• _EXERCISE_: Identify the lines containing the word "свою". Copy each one.
══════════
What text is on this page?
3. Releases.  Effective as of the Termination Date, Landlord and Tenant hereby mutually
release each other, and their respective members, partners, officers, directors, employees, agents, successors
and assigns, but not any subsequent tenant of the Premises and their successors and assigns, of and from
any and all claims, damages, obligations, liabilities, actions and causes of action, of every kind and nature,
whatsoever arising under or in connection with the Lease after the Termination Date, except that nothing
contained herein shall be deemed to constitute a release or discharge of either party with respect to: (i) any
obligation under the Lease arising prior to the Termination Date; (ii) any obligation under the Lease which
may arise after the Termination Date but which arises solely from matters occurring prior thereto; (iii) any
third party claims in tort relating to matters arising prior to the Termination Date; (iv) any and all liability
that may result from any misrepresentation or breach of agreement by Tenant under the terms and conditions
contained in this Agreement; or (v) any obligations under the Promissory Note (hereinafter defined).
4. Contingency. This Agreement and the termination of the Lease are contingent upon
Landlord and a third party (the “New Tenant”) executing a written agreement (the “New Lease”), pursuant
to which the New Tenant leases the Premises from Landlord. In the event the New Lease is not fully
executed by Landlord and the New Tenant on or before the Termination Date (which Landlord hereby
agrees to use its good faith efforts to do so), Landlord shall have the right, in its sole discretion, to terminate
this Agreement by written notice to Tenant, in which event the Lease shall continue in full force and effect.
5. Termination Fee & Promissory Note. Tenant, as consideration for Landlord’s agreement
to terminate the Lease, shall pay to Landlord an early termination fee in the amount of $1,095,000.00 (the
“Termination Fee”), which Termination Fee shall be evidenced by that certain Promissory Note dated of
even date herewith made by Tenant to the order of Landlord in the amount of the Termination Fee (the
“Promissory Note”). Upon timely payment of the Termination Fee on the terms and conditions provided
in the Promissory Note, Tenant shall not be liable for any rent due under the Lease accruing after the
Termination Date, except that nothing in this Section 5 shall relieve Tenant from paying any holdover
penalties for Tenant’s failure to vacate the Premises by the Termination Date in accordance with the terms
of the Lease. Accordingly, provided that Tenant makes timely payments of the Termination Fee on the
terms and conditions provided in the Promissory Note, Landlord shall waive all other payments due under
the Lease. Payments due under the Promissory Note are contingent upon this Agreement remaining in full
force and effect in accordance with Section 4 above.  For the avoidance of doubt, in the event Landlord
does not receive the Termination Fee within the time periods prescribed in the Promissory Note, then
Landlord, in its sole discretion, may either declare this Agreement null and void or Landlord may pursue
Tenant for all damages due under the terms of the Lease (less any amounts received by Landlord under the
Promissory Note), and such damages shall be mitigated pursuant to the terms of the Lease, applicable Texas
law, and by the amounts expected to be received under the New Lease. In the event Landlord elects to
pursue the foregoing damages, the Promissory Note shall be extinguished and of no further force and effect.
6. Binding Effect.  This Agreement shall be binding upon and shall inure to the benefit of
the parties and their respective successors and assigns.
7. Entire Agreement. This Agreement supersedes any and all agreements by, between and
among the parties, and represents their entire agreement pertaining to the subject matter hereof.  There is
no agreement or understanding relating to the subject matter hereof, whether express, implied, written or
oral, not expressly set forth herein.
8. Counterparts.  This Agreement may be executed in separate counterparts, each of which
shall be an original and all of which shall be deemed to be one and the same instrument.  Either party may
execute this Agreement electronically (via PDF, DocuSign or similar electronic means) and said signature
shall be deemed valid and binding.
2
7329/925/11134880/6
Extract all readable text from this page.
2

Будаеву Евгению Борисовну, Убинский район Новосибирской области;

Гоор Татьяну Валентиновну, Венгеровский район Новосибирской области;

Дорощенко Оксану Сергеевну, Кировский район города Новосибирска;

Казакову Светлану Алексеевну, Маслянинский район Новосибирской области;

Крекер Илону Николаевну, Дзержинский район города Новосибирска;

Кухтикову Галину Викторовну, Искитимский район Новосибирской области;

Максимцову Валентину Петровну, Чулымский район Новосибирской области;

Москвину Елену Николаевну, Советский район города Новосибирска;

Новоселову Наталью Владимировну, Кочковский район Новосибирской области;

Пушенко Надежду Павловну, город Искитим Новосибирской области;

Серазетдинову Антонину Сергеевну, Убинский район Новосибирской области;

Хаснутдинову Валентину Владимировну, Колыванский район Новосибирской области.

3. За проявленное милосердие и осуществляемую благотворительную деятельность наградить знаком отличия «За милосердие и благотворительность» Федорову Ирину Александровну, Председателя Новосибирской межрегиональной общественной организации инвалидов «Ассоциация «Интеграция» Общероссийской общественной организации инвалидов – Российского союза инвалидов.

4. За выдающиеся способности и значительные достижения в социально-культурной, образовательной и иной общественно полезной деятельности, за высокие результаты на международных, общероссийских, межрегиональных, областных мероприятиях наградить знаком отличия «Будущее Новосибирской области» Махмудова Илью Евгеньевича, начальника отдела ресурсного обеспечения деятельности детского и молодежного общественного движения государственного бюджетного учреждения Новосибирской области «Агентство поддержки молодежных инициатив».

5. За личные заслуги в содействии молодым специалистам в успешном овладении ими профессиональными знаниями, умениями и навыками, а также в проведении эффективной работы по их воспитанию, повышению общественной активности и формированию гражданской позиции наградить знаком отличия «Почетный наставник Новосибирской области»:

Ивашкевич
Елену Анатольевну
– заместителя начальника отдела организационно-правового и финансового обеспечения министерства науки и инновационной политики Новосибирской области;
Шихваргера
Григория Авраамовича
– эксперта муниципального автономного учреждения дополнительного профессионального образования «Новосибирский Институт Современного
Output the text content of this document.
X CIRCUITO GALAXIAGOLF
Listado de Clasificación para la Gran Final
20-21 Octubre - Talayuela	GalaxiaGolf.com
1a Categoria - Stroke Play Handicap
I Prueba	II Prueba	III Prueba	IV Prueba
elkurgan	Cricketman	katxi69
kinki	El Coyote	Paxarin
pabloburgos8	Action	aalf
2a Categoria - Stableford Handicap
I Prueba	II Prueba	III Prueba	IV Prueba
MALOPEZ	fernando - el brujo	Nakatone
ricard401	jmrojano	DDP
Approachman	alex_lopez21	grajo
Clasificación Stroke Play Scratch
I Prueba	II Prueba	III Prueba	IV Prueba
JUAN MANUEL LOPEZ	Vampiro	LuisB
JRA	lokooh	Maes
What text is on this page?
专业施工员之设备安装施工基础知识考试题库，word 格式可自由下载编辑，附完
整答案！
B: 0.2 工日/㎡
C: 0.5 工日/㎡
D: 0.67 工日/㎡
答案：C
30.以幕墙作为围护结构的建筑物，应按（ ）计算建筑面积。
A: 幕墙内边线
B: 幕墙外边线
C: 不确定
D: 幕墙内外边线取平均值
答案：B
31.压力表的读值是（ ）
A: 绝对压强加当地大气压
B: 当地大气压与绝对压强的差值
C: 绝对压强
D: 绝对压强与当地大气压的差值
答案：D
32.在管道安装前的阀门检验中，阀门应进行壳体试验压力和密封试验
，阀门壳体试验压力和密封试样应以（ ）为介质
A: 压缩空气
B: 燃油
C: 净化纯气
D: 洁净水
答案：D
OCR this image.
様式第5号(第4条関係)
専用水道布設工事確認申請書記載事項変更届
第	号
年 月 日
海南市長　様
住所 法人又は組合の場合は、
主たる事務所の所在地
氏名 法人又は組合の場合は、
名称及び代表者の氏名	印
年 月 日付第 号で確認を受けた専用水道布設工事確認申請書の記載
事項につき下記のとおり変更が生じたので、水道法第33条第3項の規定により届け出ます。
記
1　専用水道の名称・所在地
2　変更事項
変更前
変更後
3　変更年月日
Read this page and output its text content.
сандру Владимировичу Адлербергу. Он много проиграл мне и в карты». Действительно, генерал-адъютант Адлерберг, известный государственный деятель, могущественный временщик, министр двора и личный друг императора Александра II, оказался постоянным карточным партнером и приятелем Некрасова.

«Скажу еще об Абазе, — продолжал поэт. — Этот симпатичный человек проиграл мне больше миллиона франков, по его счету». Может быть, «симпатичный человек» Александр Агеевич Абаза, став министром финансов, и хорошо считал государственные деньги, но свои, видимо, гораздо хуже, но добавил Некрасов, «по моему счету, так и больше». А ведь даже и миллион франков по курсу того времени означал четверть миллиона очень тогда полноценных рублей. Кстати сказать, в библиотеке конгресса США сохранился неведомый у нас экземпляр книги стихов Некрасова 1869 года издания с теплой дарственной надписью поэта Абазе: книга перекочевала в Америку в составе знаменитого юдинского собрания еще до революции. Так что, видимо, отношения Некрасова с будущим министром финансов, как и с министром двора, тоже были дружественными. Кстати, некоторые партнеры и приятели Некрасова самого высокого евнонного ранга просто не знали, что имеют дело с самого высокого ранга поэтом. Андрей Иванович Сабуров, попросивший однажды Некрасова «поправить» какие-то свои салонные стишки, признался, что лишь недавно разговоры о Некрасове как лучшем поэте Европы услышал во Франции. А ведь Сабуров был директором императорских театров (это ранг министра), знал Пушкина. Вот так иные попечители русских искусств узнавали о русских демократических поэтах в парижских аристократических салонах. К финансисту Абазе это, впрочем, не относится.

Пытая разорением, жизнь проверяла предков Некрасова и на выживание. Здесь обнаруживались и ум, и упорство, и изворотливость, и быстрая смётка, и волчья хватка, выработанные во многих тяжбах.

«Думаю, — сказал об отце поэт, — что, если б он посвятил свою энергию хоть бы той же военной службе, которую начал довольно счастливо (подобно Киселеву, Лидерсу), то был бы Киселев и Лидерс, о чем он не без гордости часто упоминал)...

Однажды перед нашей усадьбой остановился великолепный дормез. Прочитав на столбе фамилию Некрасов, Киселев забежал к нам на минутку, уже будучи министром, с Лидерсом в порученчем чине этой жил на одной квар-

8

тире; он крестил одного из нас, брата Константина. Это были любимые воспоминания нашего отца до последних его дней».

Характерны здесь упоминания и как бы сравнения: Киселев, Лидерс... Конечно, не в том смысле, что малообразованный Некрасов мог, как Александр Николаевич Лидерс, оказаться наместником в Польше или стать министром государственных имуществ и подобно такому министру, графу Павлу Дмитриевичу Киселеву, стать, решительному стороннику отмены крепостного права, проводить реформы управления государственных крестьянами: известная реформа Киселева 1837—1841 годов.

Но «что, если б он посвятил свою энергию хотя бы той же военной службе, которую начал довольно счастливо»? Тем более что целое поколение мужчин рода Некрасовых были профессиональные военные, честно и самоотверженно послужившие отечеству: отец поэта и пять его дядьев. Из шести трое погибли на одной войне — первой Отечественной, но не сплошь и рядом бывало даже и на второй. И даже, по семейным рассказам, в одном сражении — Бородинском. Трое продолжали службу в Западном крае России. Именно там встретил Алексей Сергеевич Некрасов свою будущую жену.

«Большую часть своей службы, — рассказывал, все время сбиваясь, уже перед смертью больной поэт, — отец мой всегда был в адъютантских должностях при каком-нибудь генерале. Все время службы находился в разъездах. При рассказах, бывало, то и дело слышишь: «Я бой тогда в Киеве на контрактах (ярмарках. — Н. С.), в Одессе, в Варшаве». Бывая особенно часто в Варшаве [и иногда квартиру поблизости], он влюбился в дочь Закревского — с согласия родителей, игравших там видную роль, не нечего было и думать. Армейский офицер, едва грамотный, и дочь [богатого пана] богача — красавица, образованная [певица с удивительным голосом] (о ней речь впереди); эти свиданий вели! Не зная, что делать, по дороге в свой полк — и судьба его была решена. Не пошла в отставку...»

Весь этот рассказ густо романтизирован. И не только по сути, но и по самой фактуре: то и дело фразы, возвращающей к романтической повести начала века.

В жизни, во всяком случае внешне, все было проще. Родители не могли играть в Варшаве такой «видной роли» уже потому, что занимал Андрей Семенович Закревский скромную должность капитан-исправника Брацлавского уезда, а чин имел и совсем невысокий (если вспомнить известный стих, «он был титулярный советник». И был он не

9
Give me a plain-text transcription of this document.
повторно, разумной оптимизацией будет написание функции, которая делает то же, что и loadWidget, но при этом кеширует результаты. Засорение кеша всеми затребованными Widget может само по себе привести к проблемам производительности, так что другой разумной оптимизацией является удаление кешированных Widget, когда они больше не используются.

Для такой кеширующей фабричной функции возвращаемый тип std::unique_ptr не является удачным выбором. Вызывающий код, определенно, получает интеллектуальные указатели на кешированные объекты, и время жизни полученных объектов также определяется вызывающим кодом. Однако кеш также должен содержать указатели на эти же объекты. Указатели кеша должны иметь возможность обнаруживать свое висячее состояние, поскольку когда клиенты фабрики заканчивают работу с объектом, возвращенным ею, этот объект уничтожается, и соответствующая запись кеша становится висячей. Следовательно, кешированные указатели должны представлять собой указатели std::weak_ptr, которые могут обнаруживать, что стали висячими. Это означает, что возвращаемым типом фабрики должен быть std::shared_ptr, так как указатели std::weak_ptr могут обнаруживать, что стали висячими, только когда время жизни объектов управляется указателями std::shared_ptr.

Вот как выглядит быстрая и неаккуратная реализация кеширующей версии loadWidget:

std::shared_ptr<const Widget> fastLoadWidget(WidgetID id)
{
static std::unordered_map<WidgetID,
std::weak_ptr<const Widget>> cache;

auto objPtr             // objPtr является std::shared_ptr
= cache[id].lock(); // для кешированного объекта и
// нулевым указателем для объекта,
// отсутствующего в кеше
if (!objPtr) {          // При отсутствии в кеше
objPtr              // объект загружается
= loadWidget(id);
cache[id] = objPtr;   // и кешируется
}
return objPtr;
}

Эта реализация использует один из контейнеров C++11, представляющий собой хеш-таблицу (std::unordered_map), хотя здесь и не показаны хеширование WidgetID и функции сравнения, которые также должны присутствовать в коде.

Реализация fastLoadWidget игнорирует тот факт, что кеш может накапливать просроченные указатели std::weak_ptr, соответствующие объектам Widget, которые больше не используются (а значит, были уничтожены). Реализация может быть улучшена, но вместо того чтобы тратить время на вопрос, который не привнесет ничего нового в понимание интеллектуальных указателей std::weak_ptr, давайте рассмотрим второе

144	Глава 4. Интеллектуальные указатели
══════════
• _RESULT_:
«Думаю, — сказал об отце поэт, — что, если б он посвятил свою энергию хоть бы той же военной службе, которую начал довольно счастливо (подобно Киселеву, Лидерсу), то был бы Киселев и Лидерс, о чем он не без гордости часто упоминал)...
Но «что, если б он посвятил свою энергию хотя бы той же военной службе, которую начал довольно счастливо»? Тем более что целое поколение мужчин рода Некрасовых были профессиональные военные, честно и самоотверженно послужившие отечеству: отец поэта и пять его дядьев. Из шести трое погибли на одной войне — первой Отечественной, но не сплошь и рядом бывало даже и на второй. И даже, по семейным рассказам, в одном сражении — Бородинском. Трое продолжали службу в Западном крае России. Именно там встретил Алексей Сергеевич Некрасов свою будущую жену.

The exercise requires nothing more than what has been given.